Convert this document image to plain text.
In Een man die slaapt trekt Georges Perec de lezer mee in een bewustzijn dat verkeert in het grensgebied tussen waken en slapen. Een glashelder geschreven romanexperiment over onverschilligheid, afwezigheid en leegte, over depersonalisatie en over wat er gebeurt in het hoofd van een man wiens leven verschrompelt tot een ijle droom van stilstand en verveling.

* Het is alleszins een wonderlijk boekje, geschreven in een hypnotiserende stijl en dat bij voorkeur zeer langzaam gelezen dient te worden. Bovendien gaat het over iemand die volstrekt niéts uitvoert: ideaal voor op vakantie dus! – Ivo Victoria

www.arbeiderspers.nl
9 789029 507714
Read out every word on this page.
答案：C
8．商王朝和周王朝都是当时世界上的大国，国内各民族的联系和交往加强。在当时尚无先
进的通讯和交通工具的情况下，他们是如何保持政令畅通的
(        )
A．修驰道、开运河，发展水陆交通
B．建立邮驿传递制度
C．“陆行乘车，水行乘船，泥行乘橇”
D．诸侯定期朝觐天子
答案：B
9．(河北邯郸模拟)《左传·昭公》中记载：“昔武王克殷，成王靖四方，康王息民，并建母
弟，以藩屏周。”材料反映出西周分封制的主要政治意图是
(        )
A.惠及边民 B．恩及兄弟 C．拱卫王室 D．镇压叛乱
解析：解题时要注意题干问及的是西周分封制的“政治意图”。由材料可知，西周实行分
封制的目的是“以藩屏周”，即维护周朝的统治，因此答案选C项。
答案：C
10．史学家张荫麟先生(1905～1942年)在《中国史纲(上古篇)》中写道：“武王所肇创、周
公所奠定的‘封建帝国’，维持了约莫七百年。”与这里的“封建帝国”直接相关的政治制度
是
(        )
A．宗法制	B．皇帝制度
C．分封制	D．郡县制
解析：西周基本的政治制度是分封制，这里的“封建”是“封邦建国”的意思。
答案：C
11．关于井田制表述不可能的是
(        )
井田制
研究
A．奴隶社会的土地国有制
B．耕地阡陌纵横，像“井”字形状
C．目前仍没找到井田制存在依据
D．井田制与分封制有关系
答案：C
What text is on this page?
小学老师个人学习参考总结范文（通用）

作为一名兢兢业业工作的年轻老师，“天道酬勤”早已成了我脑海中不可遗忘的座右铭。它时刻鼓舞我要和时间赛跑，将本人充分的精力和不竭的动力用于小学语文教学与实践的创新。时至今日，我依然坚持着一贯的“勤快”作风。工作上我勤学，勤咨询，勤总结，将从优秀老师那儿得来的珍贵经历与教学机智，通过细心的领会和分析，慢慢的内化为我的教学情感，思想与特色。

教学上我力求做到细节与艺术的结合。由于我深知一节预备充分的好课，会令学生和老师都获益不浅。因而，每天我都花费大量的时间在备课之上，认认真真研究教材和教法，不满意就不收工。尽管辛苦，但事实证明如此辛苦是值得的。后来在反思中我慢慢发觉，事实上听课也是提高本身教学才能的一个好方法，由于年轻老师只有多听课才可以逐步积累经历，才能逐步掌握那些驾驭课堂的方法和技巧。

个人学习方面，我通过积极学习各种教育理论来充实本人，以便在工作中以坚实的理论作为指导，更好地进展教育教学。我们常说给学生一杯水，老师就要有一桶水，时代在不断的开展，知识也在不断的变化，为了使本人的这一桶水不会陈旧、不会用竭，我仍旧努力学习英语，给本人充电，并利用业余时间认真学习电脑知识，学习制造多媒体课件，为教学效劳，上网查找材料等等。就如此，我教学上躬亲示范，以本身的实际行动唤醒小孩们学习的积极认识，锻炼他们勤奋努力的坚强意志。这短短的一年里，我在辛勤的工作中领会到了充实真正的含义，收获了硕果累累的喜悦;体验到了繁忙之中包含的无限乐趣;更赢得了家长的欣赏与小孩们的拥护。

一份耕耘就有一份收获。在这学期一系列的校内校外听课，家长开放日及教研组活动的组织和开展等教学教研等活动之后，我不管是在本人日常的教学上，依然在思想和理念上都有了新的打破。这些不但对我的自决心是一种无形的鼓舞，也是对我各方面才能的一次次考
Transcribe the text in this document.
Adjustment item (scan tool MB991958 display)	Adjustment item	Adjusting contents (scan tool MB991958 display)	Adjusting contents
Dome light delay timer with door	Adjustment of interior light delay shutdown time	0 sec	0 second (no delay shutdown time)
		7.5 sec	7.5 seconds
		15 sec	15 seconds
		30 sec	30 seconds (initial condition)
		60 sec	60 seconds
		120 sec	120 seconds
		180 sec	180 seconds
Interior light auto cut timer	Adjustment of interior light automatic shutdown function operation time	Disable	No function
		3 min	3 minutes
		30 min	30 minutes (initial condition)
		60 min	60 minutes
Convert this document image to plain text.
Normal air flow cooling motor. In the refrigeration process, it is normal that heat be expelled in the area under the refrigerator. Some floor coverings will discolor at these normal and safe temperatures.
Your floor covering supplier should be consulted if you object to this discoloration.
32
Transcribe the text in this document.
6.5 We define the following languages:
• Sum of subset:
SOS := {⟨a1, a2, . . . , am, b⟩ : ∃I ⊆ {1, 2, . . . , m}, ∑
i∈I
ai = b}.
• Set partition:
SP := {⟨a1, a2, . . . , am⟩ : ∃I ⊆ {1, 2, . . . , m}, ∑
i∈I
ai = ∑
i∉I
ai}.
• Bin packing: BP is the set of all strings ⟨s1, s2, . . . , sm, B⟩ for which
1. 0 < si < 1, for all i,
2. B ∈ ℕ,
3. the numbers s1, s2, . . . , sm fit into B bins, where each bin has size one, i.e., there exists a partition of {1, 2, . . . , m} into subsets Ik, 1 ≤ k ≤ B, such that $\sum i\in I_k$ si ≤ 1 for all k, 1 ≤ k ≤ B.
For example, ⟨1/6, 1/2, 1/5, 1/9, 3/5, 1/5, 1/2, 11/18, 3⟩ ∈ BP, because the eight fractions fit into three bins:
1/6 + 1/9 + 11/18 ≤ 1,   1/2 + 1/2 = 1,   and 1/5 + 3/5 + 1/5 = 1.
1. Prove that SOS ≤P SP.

+===+

### The request
Using the records above, pull out each line where the word "floor" occurs.

### Task answer
Normal air flow cooling motor. In the refrigeration process, it is normal that heat be expelled in the area under the refrigerator. Some floor coverings will discolor at these normal and safe temperatures.
Your floor covering supplier should be consulted if you object to this discoloration.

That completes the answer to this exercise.